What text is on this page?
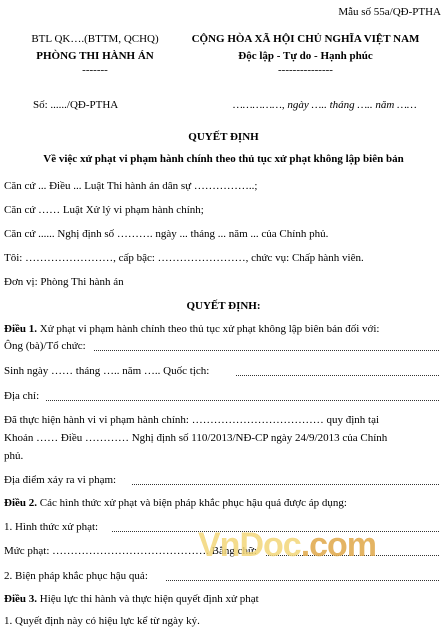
Mẫu số 55a/QĐ-PTHA
BTL QK….(BTTM, QCHQ)
PHÒNG THI HÀNH ÁN
-------
Số: ....../QĐ-PTHA
CỘNG HÒA XÃ HỘI CHỦ NGHĨA VIỆT NAM
Độc lập - Tự do - Hạnh phúc
---------------
……………, ngày ….. tháng ….. năm ……
QUYẾT ĐỊNH
Về việc xử phạt vi phạm hành chính theo thủ tục xử phạt không lập biên bản
Căn cứ ... Điều ... Luật Thi hành án dân sự ……………..;
Căn cứ …… Luật Xử lý vi phạm hành chính;
Căn cứ ...... Nghị định số ………. ngày ... tháng ... năm ... của Chính phủ.
Tôi: ……………………, cấp bậc: ……………………, chức vụ: Chấp hành viên.
Đơn vị: Phòng Thi hành án
QUYẾT ĐỊNH:
Điều 1. Xử phạt vi phạm hành chính theo thủ tục xử phạt không lập biên bản đối với:
Ông (bà)/Tổ chức:
Sinh ngày …… tháng ….. năm ….. Quốc tịch:
Địa chỉ:
Đã thực hiện hành vi vi phạm hành chính: ……………………………… quy định tại
Khoản …… Điều ………… Nghị định số 110/2013/NĐ-CP ngày 24/9/2013 của Chính
phủ.
Địa điểm xảy ra vi phạm:
Điều 2. Các hình thức xử phạt và biện pháp khắc phục hậu quả được áp dụng:
1. Hình thức xử phạt:
Mức phạt: ……………………………………. Bằng chữ:
2. Biện pháp khắc phục hậu quả:
Điều 3. Hiệu lực thi hành và thực hiện quyết định xử phạt
1. Quyết định này có hiệu lực kể từ ngày ký.
VnDoc.com
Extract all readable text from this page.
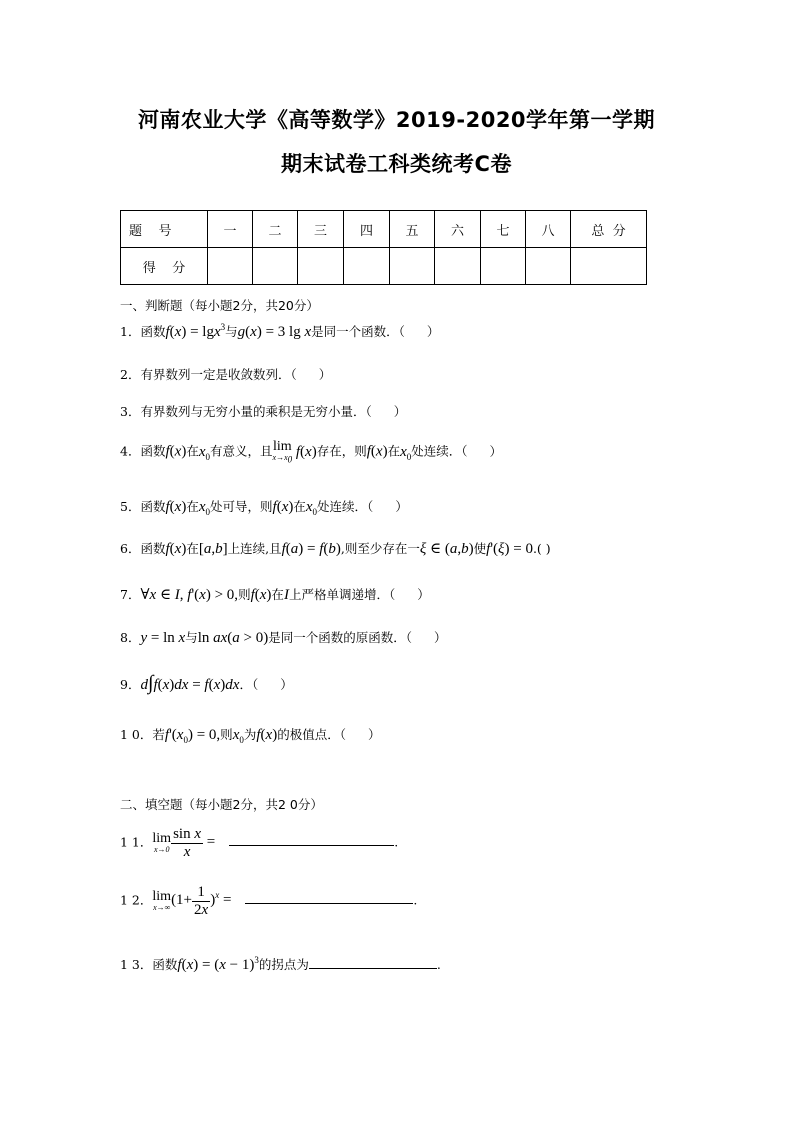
河南农业大学《高等数学》2019-2020学年第一学期
期末试卷工科类统考C卷
题    号	一	二	三	四	五	六	七	八	总  分
得    分									
一、判断题（每小题2分，共20分）
1．函数f(x) = lgx$^3$与g(x) = 3 lg x是同一个函数．（ ）
2．有界数列一定是收敛数列．（ ）
3．有界数列与无穷小量的乘积是无穷小量．（ ）
4．函数f(x)在$x_0$有意义，且 lim
$x\to x_0$ f(x)存在，则f(x)在$x_0$处连续．（ ）
5．函数f(x)在$x_0$处可导，则f(x)在$x_0$处连续．（ ）
6．函数f(x)在[a,b]上连续,且f(a) = f(b),则至少存在一ξ ∈ (a,b)使f'(ξ) = 0.( )
7．∀x ∈ I, f'(x) > 0,则f(x)在I上严格单调递增．（ ）
8．y = ln x与ln ax(a > 0)是同一个函数的原函数．（ ）
9．d∫f(x)dx = f(x)dx．（ ）
1 0．若$f'(x_0) = 0$,则$x_0$为f(x)的极值点．（ ）
二、填空题（每小题2分，共2 0分）
1 1． lim
$x\to 0 \frac{\text{sin x}}{x}$ =	.
1 2． lim
x→∞ $(1+ \frac{1}{2x} )^x$ =	.
1 3．函数$f(x) = (x - 1)^3$的拐点为	.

◆ **WHAT TO DO**: Output the lines above in full and exactly as given, omitting any pictures.

◆ **EXERCISE RESULT**:
What text is on this page?
Mẫu số 55a/QĐ-PTHA
BTL QK….(BTTM, QCHQ)
PHÒNG THI HÀNH ÁN
-------
Số: ....../QĐ-PTHA
CỘNG HÒA XÃ HỘI CHỦ NGHĨA VIỆT NAM
Độc lập - Tự do - Hạnh phúc
---------------
……………, ngày ….. tháng ….. năm ……
QUYẾT ĐỊNH
Về việc xử phạt vi phạm hành chính theo thủ tục xử phạt không lập biên bản
Căn cứ ... Điều ... Luật Thi hành án dân sự ……………..;
Căn cứ …… Luật Xử lý vi phạm hành chính;
Căn cứ ...... Nghị định số ………. ngày ... tháng ... năm ... của Chính phủ.
Tôi: ……………………, cấp bậc: ……………………, chức vụ: Chấp hành viên.
Đơn vị: Phòng Thi hành án
QUYẾT ĐỊNH:
Điều 1. Xử phạt vi phạm hành chính theo thủ tục xử phạt không lập biên bản đối với:
Ông (bà)/Tổ chức:
Sinh ngày …… tháng ….. năm ….. Quốc tịch:
Địa chỉ:
Đã thực hiện hành vi vi phạm hành chính: ……………………………… quy định tại
Khoản …… Điều ………… Nghị định số 110/2013/NĐ-CP ngày 24/9/2013 của Chính
phủ.
Địa điểm xảy ra vi phạm:
Điều 2. Các hình thức xử phạt và biện pháp khắc phục hậu quả được áp dụng:
1. Hình thức xử phạt:
Mức phạt: ……………………………………. Bằng chữ:
2. Biện pháp khắc phục hậu quả:
Điều 3. Hiệu lực thi hành và thực hiện quyết định xử phạt
1. Quyết định này có hiệu lực kể từ ngày ký.
VnDoc.com
Extract all readable text from this page.
河南农业大学《高等数学》2019-2020学年第一学期
期末试卷工科类统考C卷
题    号	一	二	三	四	五	六	七	八	总  分
得    分									
一、判断题（每小题2分，共20分）
1．函数f(x) = lgx$^3$与g(x) = 3 lg x是同一个函数．（ ）
2．有界数列一定是收敛数列．（ ）
3．有界数列与无穷小量的乘积是无穷小量．（ ）
4．函数f(x)在$x_0$有意义，且 lim
$x\to x_0$ f(x)存在，则f(x)在$x_0$处连续．（ ）
5．函数f(x)在$x_0$处可导，则f(x)在$x_0$处连续．（ ）
6．函数f(x)在[a,b]上连续,且f(a) = f(b),则至少存在一ξ ∈ (a,b)使f'(ξ) = 0.( )
7．∀x ∈ I, f'(x) > 0,则f(x)在I上严格单调递增．（ ）
8．y = ln x与ln ax(a > 0)是同一个函数的原函数．（ ）
9．d∫f(x)dx = f(x)dx．（ ）
1 0．若$f'(x_0) = 0$,则$x_0$为f(x)的极值点．（ ）
二、填空题（每小题2分，共2 0分）
1 1． lim
$x\to 0 \frac{\text{sin x}}{x}$ =	.
1 2． lim
x→∞ $(1+ \frac{1}{2x} )^x$ =	.
1 3．函数$f(x) = (x - 1)^3$的拐点为	.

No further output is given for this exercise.